## begin

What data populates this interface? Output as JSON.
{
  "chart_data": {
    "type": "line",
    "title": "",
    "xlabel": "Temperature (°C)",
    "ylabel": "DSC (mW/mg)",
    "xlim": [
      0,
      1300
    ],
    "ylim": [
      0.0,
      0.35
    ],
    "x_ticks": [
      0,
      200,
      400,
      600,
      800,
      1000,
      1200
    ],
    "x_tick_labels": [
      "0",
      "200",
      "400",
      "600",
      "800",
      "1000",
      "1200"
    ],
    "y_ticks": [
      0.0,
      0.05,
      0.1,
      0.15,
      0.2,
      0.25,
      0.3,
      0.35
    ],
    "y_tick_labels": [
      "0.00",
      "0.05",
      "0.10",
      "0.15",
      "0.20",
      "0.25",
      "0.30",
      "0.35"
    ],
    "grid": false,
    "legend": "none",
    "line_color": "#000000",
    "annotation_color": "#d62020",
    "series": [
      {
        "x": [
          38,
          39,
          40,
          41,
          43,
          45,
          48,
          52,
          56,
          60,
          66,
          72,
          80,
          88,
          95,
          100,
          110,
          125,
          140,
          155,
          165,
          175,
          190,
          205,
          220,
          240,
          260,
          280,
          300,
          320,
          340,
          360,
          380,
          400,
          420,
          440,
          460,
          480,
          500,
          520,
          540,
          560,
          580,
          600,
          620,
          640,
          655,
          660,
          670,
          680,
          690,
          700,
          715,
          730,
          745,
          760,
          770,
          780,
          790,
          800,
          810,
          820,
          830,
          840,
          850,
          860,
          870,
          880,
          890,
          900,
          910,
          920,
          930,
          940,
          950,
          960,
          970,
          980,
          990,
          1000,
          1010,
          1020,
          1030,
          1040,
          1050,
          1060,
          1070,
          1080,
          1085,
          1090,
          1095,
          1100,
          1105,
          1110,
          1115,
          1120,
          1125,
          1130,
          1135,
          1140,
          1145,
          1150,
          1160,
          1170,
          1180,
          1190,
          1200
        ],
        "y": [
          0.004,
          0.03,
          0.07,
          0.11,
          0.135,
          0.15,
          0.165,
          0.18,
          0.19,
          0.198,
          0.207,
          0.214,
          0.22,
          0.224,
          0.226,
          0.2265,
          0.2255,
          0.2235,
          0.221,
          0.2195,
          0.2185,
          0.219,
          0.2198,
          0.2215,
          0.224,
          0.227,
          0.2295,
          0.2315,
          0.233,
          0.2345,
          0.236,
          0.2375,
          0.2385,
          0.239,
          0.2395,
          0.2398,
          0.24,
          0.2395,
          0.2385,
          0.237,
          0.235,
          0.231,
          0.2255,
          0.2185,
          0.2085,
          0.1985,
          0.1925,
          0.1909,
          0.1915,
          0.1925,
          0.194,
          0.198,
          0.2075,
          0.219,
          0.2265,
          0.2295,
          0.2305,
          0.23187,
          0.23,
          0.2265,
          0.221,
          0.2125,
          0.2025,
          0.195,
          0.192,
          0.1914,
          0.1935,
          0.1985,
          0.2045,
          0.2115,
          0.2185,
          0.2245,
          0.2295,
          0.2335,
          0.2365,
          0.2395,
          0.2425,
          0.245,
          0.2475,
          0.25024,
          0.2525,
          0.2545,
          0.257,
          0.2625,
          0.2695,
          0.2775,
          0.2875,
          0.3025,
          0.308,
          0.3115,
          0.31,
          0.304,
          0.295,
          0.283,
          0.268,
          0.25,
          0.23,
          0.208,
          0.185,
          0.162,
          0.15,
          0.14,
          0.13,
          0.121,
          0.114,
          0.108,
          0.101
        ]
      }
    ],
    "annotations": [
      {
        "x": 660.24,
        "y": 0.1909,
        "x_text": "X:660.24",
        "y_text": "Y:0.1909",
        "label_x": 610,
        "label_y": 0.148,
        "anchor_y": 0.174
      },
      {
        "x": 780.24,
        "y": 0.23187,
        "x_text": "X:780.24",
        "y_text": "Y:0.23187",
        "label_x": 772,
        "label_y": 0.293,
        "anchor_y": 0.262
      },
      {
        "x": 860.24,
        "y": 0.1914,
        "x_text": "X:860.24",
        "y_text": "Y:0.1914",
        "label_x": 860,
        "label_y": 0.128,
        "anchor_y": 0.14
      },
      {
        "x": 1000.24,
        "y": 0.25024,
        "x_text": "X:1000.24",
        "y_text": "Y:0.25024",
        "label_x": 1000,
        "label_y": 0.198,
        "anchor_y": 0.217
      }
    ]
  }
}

## end

Print again each line of the listing above, exactly as it appears.

What data populates this interface? Output as JSON.
{
  "chart_data": {
    "type": "line",
    "title": "",
    "xlabel": "Temperature (°C)",
    "ylabel": "DSC (mW/mg)",
    "xlim": [
      0,
      1300
    ],
    "ylim": [
      0.0,
      0.35
    ],
    "x_ticks": [
      0,
      200,
      400,
      600,
      800,
      1000,
      1200
    ],
    "x_tick_labels": [
      "0",
      "200",
      "400",
      "600",
      "800",
      "1000",
      "1200"
    ],
    "y_ticks": [
      0.0,
      0.05,
      0.1,
      0.15,
      0.2,
      0.25,
      0.3,
      0.35
    ],
    "y_tick_labels": [
      "0.00",
      "0.05",
      "0.10",
      "0.15",
      "0.20",
      "0.25",
      "0.30",
      "0.35"
    ],
    "grid": false,
    "legend": "none",
    "line_color": "#000000",
    "annotation_color": "#d62020",
    "series": [
      {
        "x": [
          38,
          39,
          40,
          41,
          43,
          45,
          48,
          52,
          56,
          60,
          66,
          72,
          80,
          88,
          95,
          100,
          110,
          125,
          140,
          155,
          165,
          175,
          190,
          205,
          220,
          240,
          260,
          280,
          300,
          320,
          340,
          360,
          380,
          400,
          420,
          440,
          460,
          480,
          500,
          520,
          540,
          560,
          580,
          600,
          620,
          640,
          655,
          660,
          670,
          680,
          690,
          700,
          715,
          730,
          745,
          760,
          770,
          780,
          790,
          800,
          810,
          820,
          830,
          840,
          850,
          860,
          870,
          880,
          890,
          900,
          910,
          920,
          930,
          940,
          950,
          960,
          970,
          980,
          990,
          1000,
          1010,
          1020,
          1030,
          1040,
          1050,
          1060,
          1070,
          1080,
          1085,
          1090,
          1095,
          1100,
          1105,
          1110,
          1115,
          1120,
          1125,
          1130,
          1135,
          1140,
          1145,
          1150,
          1160,
          1170,
          1180,
          1190,
          1200
        ],
        "y": [
          0.004,
          0.03,
          0.07,
          0.11,
          0.135,
          0.15,
          0.165,
          0.18,
          0.19,
          0.198,
          0.207,
          0.214,
          0.22,
          0.224,
          0.226,
          0.2265,
          0.2255,
          0.2235,
          0.221,
          0.2195,
          0.2185,
          0.219,
          0.2198,
          0.2215,
          0.224,
          0.227,
          0.2295,
          0.2315,
          0.233,
          0.2345,
          0.236,
          0.2375,
          0.2385,
          0.239,
          0.2395,
          0.2398,
          0.24,
          0.2395,
          0.2385,
          0.237,
          0.235,
          0.231,
          0.2255,
          0.2185,
          0.2085,
          0.1985,
          0.1925,
          0.1909,
          0.1915,
          0.1925,
          0.194,
          0.198,
          0.2075,
          0.219,
          0.2265,
          0.2295,
          0.2305,
          0.23187,
          0.23,
          0.2265,
          0.221,
          0.2125,
          0.2025,
          0.195,
          0.192,
          0.1914,
          0.1935,
          0.1985,
          0.2045,
          0.2115,
          0.2185,
          0.2245,
          0.2295,
          0.2335,
          0.2365,
          0.2395,
          0.2425,
          0.245,
          0.2475,
          0.25024,
          0.2525,
          0.2545,
          0.257,
          0.2625,
          0.2695,
          0.2775,
          0.2875,
          0.3025,
          0.308,
          0.3115,
          0.31,
          0.304,
          0.295,
          0.283,
          0.268,
          0.25,
          0.23,
          0.208,
          0.185,
          0.162,
          0.15,
          0.14,
          0.13,
          0.121,
          0.114,
          0.108,
          0.101
        ]
      }
    ],
    "annotations": [
      {
        "x": 660.24,
        "y": 0.1909,
        "x_text": "X:660.24",
        "y_text": "Y:0.1909",
        "label_x": 610,
        "label_y": 0.148,
        "anchor_y": 0.174
      },
      {
        "x": 780.24,
        "y": 0.23187,
        "x_text": "X:780.24",
        "y_text": "Y:0.23187",
        "label_x": 772,
        "label_y": 0.293,
        "anchor_y": 0.262
      },
      {
        "x": 860.24,
        "y": 0.1914,
        "x_text": "X:860.24",
        "y_text": "Y:0.1914",
        "label_x": 860,
        "label_y": 0.128,
        "anchor_y": 0.14
      },
      {
        "x": 1000.24,
        "y": 0.25024,
        "x_text": "X:1000.24",
        "y_text": "Y:0.25024",
        "label_x": 1000,
        "label_y": 0.198,
        "anchor_y": 0.217
      }
    ]
  }
}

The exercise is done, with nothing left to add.